- Job
Restate the entries word for word, omitting nothing.

- Data for processing

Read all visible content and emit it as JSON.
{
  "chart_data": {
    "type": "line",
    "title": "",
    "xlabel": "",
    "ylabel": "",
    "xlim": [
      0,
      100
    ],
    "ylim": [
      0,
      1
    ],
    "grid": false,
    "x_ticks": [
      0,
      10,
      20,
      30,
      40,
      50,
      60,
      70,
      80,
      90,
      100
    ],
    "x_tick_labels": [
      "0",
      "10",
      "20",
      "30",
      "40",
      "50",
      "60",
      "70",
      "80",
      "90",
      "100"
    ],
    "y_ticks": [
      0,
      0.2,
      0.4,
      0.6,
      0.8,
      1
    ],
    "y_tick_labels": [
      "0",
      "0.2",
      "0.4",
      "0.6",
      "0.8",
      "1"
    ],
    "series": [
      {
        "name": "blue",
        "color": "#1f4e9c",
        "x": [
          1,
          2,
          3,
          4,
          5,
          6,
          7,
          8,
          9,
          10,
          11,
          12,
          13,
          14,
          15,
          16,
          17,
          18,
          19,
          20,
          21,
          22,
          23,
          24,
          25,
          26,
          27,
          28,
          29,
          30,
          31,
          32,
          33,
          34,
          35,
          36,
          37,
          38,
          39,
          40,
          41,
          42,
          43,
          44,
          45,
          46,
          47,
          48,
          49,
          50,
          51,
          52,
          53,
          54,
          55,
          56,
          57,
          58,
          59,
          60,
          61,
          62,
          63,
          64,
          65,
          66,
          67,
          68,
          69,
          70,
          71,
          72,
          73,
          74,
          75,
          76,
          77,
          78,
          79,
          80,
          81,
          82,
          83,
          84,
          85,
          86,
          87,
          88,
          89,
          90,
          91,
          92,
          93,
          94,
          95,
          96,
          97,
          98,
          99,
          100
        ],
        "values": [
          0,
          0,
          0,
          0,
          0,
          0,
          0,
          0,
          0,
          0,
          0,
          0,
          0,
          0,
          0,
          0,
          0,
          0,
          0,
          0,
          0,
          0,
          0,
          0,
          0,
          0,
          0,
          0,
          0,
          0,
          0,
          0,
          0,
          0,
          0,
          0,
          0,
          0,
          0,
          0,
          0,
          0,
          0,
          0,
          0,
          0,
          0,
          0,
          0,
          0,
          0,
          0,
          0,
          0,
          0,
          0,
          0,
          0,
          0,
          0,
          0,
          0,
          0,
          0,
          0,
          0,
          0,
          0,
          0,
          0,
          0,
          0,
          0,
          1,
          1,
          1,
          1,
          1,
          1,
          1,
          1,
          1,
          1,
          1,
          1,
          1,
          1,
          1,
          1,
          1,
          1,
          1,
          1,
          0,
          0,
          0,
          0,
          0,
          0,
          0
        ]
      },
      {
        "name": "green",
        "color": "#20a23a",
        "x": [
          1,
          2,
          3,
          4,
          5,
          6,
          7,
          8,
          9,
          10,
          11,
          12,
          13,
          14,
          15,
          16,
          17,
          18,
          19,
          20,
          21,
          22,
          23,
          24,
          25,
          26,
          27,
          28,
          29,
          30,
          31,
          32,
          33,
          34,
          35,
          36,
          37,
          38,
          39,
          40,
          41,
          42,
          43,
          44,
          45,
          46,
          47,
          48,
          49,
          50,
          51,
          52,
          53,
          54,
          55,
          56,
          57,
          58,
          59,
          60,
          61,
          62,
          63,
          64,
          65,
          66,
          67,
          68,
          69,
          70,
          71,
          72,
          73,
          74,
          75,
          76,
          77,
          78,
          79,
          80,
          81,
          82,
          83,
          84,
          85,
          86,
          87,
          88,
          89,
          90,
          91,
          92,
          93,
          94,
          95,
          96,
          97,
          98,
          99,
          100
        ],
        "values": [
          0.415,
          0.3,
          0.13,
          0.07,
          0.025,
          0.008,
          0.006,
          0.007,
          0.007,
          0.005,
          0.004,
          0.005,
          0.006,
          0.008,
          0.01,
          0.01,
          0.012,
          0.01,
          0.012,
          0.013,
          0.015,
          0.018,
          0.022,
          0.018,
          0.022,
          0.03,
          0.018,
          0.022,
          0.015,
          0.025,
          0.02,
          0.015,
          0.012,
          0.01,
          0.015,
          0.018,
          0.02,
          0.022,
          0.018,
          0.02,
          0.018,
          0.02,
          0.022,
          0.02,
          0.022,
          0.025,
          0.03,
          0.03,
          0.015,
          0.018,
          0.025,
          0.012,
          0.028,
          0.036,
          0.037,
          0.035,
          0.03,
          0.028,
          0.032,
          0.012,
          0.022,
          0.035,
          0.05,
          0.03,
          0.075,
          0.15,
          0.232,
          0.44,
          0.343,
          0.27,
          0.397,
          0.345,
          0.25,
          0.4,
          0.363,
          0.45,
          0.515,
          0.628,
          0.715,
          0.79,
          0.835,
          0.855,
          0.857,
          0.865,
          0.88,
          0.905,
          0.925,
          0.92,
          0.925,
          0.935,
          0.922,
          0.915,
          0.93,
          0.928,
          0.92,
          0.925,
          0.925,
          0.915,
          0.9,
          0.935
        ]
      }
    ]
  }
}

- Expected answer
Read all visible content and emit it as JSON.
{
  "chart_data": {
    "type": "line",
    "title": "",
    "xlabel": "",
    "ylabel": "",
    "xlim": [
      0,
      100
    ],
    "ylim": [
      0,
      1
    ],
    "grid": false,
    "x_ticks": [
      0,
      10,
      20,
      30,
      40,
      50,
      60,
      70,
      80,
      90,
      100
    ],
    "x_tick_labels": [
      "0",
      "10",
      "20",
      "30",
      "40",
      "50",
      "60",
      "70",
      "80",
      "90",
      "100"
    ],
    "y_ticks": [
      0,
      0.2,
      0.4,
      0.6,
      0.8,
      1
    ],
    "y_tick_labels": [
      "0",
      "0.2",
      "0.4",
      "0.6",
      "0.8",
      "1"
    ],
    "series": [
      {
        "name": "blue",
        "color": "#1f4e9c",
        "x": [
          1,
          2,
          3,
          4,
          5,
          6,
          7,
          8,
          9,
          10,
          11,
          12,
          13,
          14,
          15,
          16,
          17,
          18,
          19,
          20,
          21,
          22,
          23,
          24,
          25,
          26,
          27,
          28,
          29,
          30,
          31,
          32,
          33,
          34,
          35,
          36,
          37,
          38,
          39,
          40,
          41,
          42,
          43,
          44,
          45,
          46,
          47,
          48,
          49,
          50,
          51,
          52,
          53,
          54,
          55,
          56,
          57,
          58,
          59,
          60,
          61,
          62,
          63,
          64,
          65,
          66,
          67,
          68,
          69,
          70,
          71,
          72,
          73,
          74,
          75,
          76,
          77,
          78,
          79,
          80,
          81,
          82,
          83,
          84,
          85,
          86,
          87,
          88,
          89,
          90,
          91,
          92,
          93,
          94,
          95,
          96,
          97,
          98,
          99,
          100
        ],
        "values": [
          0,
          0,
          0,
          0,
          0,
          0,
          0,
          0,
          0,
          0,
          0,
          0,
          0,
          0,
          0,
          0,
          0,
          0,
          0,
          0,
          0,
          0,
          0,
          0,
          0,
          0,
          0,
          0,
          0,
          0,
          0,
          0,
          0,
          0,
          0,
          0,
          0,
          0,
          0,
          0,
          0,
          0,
          0,
          0,
          0,
          0,
          0,
          0,
          0,
          0,
          0,
          0,
          0,
          0,
          0,
          0,
          0,
          0,
          0,
          0,
          0,
          0,
          0,
          0,
          0,
          0,
          0,
          0,
          0,
          0,
          0,
          0,
          0,
          1,
          1,
          1,
          1,
          1,
          1,
          1,
          1,
          1,
          1,
          1,
          1,
          1,
          1,
          1,
          1,
          1,
          1,
          1,
          1,
          0,
          0,
          0,
          0,
          0,
          0,
          0
        ]
      },
      {
        "name": "green",
        "color": "#20a23a",
        "x": [
          1,
          2,
          3,
          4,
          5,
          6,
          7,
          8,
          9,
          10,
          11,
          12,
          13,
          14,
          15,
          16,
          17,
          18,
          19,
          20,
          21,
          22,
          23,
          24,
          25,
          26,
          27,
          28,
          29,
          30,
          31,
          32,
          33,
          34,
          35,
          36,
          37,
          38,
          39,
          40,
          41,
          42,
          43,
          44,
          45,
          46,
          47,
          48,
          49,
          50,
          51,
          52,
          53,
          54,
          55,
          56,
          57,
          58,
          59,
          60,
          61,
          62,
          63,
          64,
          65,
          66,
          67,
          68,
          69,
          70,
          71,
          72,
          73,
          74,
          75,
          76,
          77,
          78,
          79,
          80,
          81,
          82,
          83,
          84,
          85,
          86,
          87,
          88,
          89,
          90,
          91,
          92,
          93,
          94,
          95,
          96,
          97,
          98,
          99,
          100
        ],
        "values": [
          0.415,
          0.3,
          0.13,
          0.07,
          0.025,
          0.008,
          0.006,
          0.007,
          0.007,
          0.005,
          0.004,
          0.005,
          0.006,
          0.008,
          0.01,
          0.01,
          0.012,
          0.01,
          0.012,
          0.013,
          0.015,
          0.018,
          0.022,
          0.018,
          0.022,
          0.03,
          0.018,
          0.022,
          0.015,
          0.025,
          0.02,
          0.015,
          0.012,
          0.01,
          0.015,
          0.018,
          0.02,
          0.022,
          0.018,
          0.02,
          0.018,
          0.02,
          0.022,
          0.02,
          0.022,
          0.025,
          0.03,
          0.03,
          0.015,
          0.018,
          0.025,
          0.012,
          0.028,
          0.036,
          0.037,
          0.035,
          0.03,
          0.028,
          0.032,
          0.012,
          0.022,
          0.035,
          0.05,
          0.03,
          0.075,
          0.15,
          0.232,
          0.44,
          0.343,
          0.27,
          0.397,
          0.345,
          0.25,
          0.4,
          0.363,
          0.45,
          0.515,
          0.628,
          0.715,
          0.79,
          0.835,
          0.855,
          0.857,
          0.865,
          0.88,
          0.905,
          0.925,
          0.92,
          0.925,
          0.935,
          0.922,
          0.915,
          0.93,
          0.928,
          0.92,
          0.925,
          0.925,
          0.915,
          0.9,
          0.935
        ]
      }
    ]
  }
}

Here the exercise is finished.